# Exercise goal:
Copy all the data exactly, except the pictures.

# Input records:
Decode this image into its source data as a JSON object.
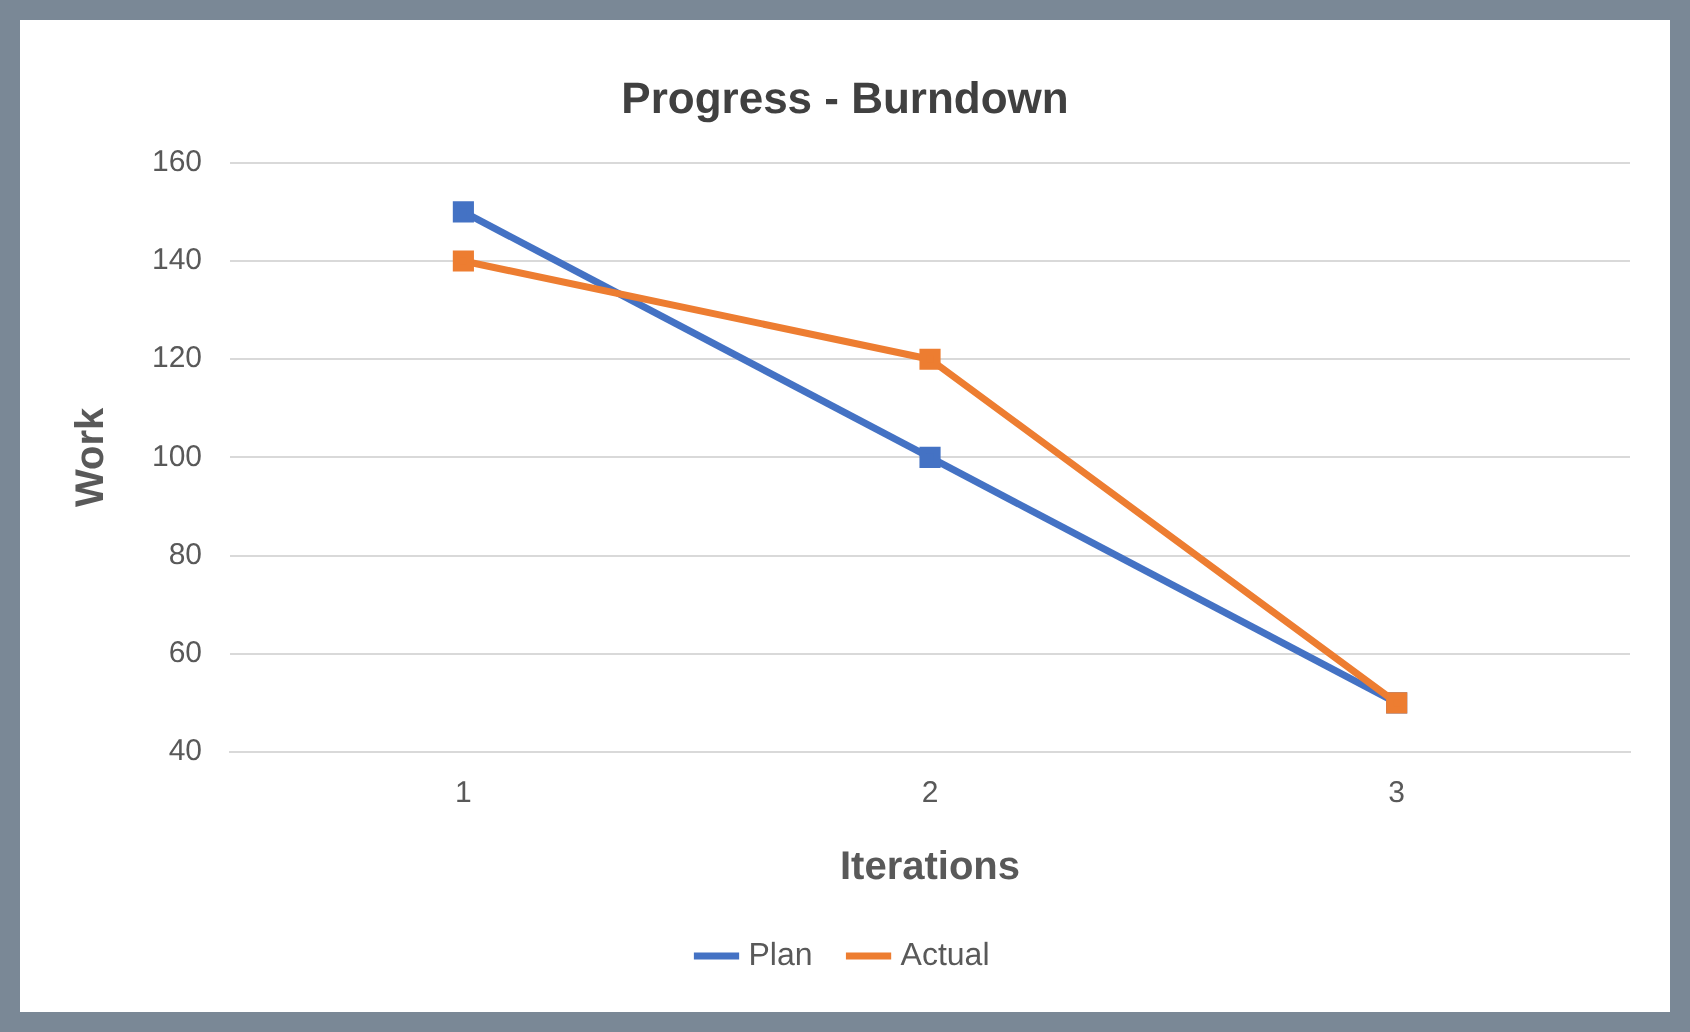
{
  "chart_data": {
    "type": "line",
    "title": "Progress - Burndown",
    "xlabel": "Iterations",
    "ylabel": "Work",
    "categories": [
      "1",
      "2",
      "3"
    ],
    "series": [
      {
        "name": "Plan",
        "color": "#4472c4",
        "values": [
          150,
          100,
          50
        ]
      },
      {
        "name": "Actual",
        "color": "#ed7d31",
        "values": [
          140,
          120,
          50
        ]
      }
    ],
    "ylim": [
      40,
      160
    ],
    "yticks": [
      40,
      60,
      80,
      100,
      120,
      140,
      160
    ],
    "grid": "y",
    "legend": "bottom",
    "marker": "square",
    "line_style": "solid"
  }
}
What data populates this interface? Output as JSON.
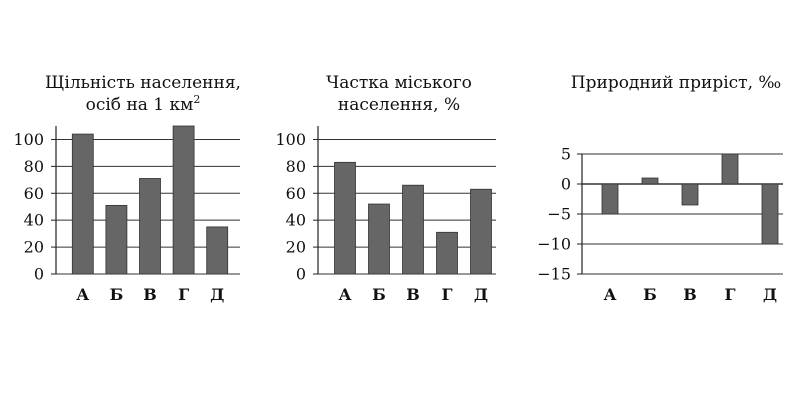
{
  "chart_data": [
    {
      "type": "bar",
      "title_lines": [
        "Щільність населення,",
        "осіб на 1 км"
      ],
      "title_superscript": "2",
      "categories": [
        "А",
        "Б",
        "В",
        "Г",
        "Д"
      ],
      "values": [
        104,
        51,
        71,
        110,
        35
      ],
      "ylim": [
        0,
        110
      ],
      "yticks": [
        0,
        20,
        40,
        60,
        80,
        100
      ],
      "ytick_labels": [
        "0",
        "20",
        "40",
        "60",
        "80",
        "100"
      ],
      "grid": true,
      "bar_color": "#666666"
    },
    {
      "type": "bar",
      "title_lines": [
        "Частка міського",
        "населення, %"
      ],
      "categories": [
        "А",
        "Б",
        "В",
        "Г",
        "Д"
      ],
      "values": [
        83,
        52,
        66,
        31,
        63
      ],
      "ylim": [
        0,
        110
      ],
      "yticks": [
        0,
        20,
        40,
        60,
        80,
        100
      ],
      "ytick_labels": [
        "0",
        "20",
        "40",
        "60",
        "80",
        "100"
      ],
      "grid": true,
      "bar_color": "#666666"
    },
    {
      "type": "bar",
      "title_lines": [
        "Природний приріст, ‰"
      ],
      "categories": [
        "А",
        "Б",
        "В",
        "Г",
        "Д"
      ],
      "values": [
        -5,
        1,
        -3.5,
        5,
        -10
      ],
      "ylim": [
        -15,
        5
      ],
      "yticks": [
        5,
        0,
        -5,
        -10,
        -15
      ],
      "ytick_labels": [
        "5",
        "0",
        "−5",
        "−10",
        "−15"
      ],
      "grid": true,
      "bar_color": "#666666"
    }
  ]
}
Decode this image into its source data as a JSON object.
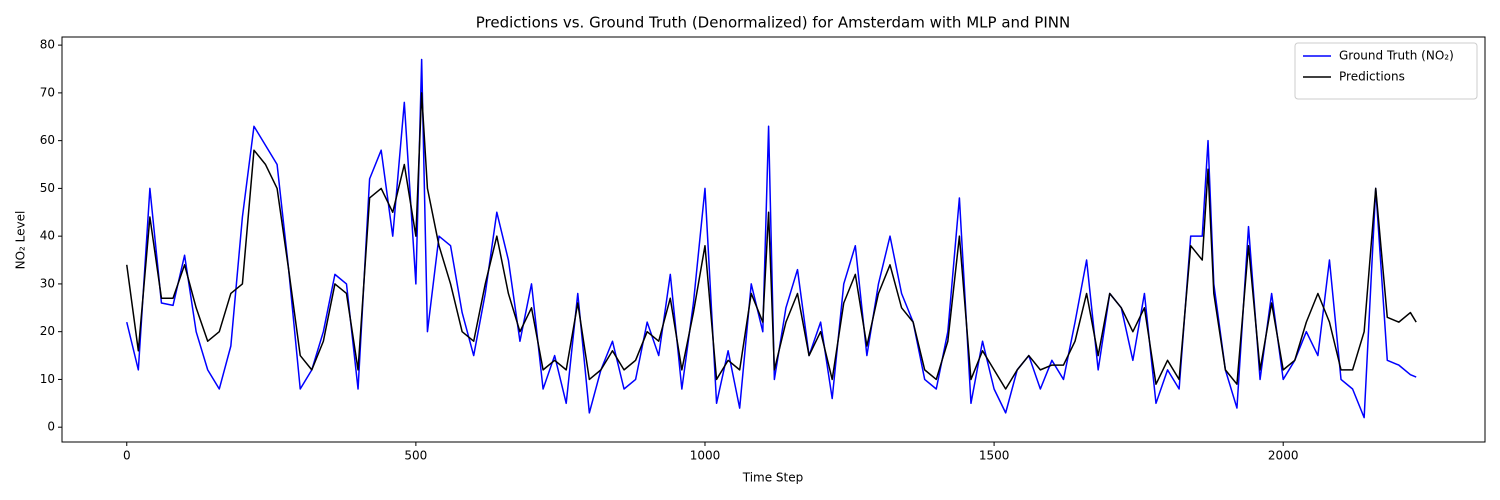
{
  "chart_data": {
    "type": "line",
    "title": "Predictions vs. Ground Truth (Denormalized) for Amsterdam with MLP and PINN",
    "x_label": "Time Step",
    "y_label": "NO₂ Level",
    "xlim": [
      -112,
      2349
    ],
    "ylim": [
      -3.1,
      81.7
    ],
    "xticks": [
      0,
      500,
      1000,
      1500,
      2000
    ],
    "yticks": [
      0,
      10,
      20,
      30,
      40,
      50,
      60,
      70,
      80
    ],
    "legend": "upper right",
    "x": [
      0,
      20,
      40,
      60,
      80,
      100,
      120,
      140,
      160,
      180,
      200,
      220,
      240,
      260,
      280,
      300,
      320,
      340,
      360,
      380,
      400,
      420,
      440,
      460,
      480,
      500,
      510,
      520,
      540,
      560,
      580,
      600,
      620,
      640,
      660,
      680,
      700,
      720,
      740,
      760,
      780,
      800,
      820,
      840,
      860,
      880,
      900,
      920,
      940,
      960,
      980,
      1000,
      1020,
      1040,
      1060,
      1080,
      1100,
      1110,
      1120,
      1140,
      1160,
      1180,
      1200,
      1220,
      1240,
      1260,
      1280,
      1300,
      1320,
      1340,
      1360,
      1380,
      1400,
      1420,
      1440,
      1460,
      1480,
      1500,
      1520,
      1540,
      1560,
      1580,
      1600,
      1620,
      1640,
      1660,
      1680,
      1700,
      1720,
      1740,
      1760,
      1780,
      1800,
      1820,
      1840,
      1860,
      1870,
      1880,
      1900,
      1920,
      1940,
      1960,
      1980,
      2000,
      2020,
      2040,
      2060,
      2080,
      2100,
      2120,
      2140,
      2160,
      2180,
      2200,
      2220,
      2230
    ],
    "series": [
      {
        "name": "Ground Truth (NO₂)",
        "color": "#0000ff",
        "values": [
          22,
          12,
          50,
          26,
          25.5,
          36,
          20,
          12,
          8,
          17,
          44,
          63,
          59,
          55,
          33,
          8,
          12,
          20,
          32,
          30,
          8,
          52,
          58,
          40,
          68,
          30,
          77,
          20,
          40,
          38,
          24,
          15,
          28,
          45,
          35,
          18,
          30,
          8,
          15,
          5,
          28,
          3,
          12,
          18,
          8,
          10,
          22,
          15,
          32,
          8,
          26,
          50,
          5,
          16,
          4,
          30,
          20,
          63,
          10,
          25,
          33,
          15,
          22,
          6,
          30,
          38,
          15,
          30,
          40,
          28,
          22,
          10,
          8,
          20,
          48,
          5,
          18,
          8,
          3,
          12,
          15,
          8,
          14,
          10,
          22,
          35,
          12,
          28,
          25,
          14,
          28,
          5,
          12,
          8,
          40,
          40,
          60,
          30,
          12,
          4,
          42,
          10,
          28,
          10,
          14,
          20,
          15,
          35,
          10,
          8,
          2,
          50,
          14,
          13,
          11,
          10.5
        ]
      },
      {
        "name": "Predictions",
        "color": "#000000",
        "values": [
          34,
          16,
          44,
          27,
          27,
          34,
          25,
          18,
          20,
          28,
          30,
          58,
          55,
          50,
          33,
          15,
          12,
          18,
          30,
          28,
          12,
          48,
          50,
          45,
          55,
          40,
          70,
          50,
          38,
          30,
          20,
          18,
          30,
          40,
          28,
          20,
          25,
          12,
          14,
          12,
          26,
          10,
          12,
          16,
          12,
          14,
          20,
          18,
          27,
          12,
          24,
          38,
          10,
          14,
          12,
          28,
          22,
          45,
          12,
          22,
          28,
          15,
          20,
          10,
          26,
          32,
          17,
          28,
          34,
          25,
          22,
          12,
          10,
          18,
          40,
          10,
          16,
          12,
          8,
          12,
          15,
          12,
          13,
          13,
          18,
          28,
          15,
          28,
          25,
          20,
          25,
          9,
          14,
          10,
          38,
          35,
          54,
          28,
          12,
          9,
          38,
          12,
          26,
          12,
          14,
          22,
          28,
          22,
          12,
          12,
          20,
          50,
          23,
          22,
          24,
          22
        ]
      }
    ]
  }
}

# Correct answer:
Decode this image into its source data as a JSON object.
{
  "chart_data": {
    "type": "line",
    "title": "Progress - Burndown",
    "xlabel": "Iterations",
    "ylabel": "Work",
    "categories": [
      "1",
      "2",
      "3"
    ],
    "series": [
      {
        "name": "Plan",
        "color": "#4472c4",
        "values": [
          150,
          100,
          50
        ]
      },
      {
        "name": "Actual",
        "color": "#ed7d31",
        "values": [
          140,
          120,
          50
        ]
      }
    ],
    "ylim": [
      40,
      160
    ],
    "yticks": [
      40,
      60,
      80,
      100,
      120,
      140,
      160
    ],
    "grid": "y",
    "legend": "bottom",
    "marker": "square",
    "line_style": "solid"
  }
}
What data populates this interface? Output as JSON.
{
  "chart_data": [
    {
      "type": "bar",
      "title_lines": [
        "Щільність населення,",
        "осіб на 1 км"
      ],
      "title_superscript": "2",
      "categories": [
        "А",
        "Б",
        "В",
        "Г",
        "Д"
      ],
      "values": [
        104,
        51,
        71,
        110,
        35
      ],
      "ylim": [
        0,
        110
      ],
      "yticks": [
        0,
        20,
        40,
        60,
        80,
        100
      ],
      "ytick_labels": [
        "0",
        "20",
        "40",
        "60",
        "80",
        "100"
      ],
      "grid": true,
      "bar_color": "#666666"
    },
    {
      "type": "bar",
      "title_lines": [
        "Частка міського",
        "населення, %"
      ],
      "categories": [
        "А",
        "Б",
        "В",
        "Г",
        "Д"
      ],
      "values": [
        83,
        52,
        66,
        31,
        63
      ],
      "ylim": [
        0,
        110
      ],
      "yticks": [
        0,
        20,
        40,
        60,
        80,
        100
      ],
      "ytick_labels": [
        "0",
        "20",
        "40",
        "60",
        "80",
        "100"
      ],
      "grid": true,
      "bar_color": "#666666"
    },
    {
      "type": "bar",
      "title_lines": [
        "Природний приріст, ‰"
      ],
      "categories": [
        "А",
        "Б",
        "В",
        "Г",
        "Д"
      ],
      "values": [
        -5,
        1,
        -3.5,
        5,
        -10
      ],
      "ylim": [
        -15,
        5
      ],
      "yticks": [
        5,
        0,
        -5,
        -10,
        -15
      ],
      "ytick_labels": [
        "5",
        "0",
        "−5",
        "−10",
        "−15"
      ],
      "grid": true,
      "bar_color": "#666666"
    }
  ]
}
Decode this image into its source data as a JSON object.
{
  "chart_data": {
    "type": "line",
    "title": "Predictions vs. Ground Truth (Denormalized) for Amsterdam with MLP and PINN",
    "x_label": "Time Step",
    "y_label": "NO₂ Level",
    "xlim": [
      -112,
      2349
    ],
    "ylim": [
      -3.1,
      81.7
    ],
    "xticks": [
      0,
      500,
      1000,
      1500,
      2000
    ],
    "yticks": [
      0,
      10,
      20,
      30,
      40,
      50,
      60,
      70,
      80
    ],
    "legend": "upper right",
    "x": [
      0,
      20,
      40,
      60,
      80,
      100,
      120,
      140,
      160,
      180,
      200,
      220,
      240,
      260,
      280,
      300,
      320,
      340,
      360,
      380,
      400,
      420,
      440,
      460,
      480,
      500,
      510,
      520,
      540,
      560,
      580,
      600,
      620,
      640,
      660,
      680,
      700,
      720,
      740,
      760,
      780,
      800,
      820,
      840,
      860,
      880,
      900,
      920,
      940,
      960,
      980,
      1000,
      1020,
      1040,
      1060,
      1080,
      1100,
      1110,
      1120,
      1140,
      1160,
      1180,
      1200,
      1220,
      1240,
      1260,
      1280,
      1300,
      1320,
      1340,
      1360,
      1380,
      1400,
      1420,
      1440,
      1460,
      1480,
      1500,
      1520,
      1540,
      1560,
      1580,
      1600,
      1620,
      1640,
      1660,
      1680,
      1700,
      1720,
      1740,
      1760,
      1780,
      1800,
      1820,
      1840,
      1860,
      1870,
      1880,
      1900,
      1920,
      1940,
      1960,
      1980,
      2000,
      2020,
      2040,
      2060,
      2080,
      2100,
      2120,
      2140,
      2160,
      2180,
      2200,
      2220,
      2230
    ],
    "series": [
      {
        "name": "Ground Truth (NO₂)",
        "color": "#0000ff",
        "values": [
          22,
          12,
          50,
          26,
          25.5,
          36,
          20,
          12,
          8,
          17,
          44,
          63,
          59,
          55,
          33,
          8,
          12,
          20,
          32,
          30,
          8,
          52,
          58,
          40,
          68,
          30,
          77,
          20,
          40,
          38,
          24,
          15,
          28,
          45,
          35,
          18,
          30,
          8,
          15,
          5,
          28,
          3,
          12,
          18,
          8,
          10,
          22,
          15,
          32,
          8,
          26,
          50,
          5,
          16,
          4,
          30,
          20,
          63,
          10,
          25,
          33,
          15,
          22,
          6,
          30,
          38,
          15,
          30,
          40,
          28,
          22,
          10,
          8,
          20,
          48,
          5,
          18,
          8,
          3,
          12,
          15,
          8,
          14,
          10,
          22,
          35,
          12,
          28,
          25,
          14,
          28,
          5,
          12,
          8,
          40,
          40,
          60,
          30,
          12,
          4,
          42,
          10,
          28,
          10,
          14,
          20,
          15,
          35,
          10,
          8,
          2,
          50,
          14,
          13,
          11,
          10.5
        ]
      },
      {
        "name": "Predictions",
        "color": "#000000",
        "values": [
          34,
          16,
          44,
          27,
          27,
          34,
          25,
          18,
          20,
          28,
          30,
          58,
          55,
          50,
          33,
          15,
          12,
          18,
          30,
          28,
          12,
          48,
          50,
          45,
          55,
          40,
          70,
          50,
          38,
          30,
          20,
          18,
          30,
          40,
          28,
          20,
          25,
          12,
          14,
          12,
          26,
          10,
          12,
          16,
          12,
          14,
          20,
          18,
          27,
          12,
          24,
          38,
          10,
          14,
          12,
          28,
          22,
          45,
          12,
          22,
          28,
          15,
          20,
          10,
          26,
          32,
          17,
          28,
          34,
          25,
          22,
          12,
          10,
          18,
          40,
          10,
          16,
          12,
          8,
          12,
          15,
          12,
          13,
          13,
          18,
          28,
          15,
          28,
          25,
          20,
          25,
          9,
          14,
          10,
          38,
          35,
          54,
          28,
          12,
          9,
          38,
          12,
          26,
          12,
          14,
          22,
          28,
          22,
          12,
          12,
          20,
          50,
          23,
          22,
          24,
          22
        ]
      }
    ]
  }
}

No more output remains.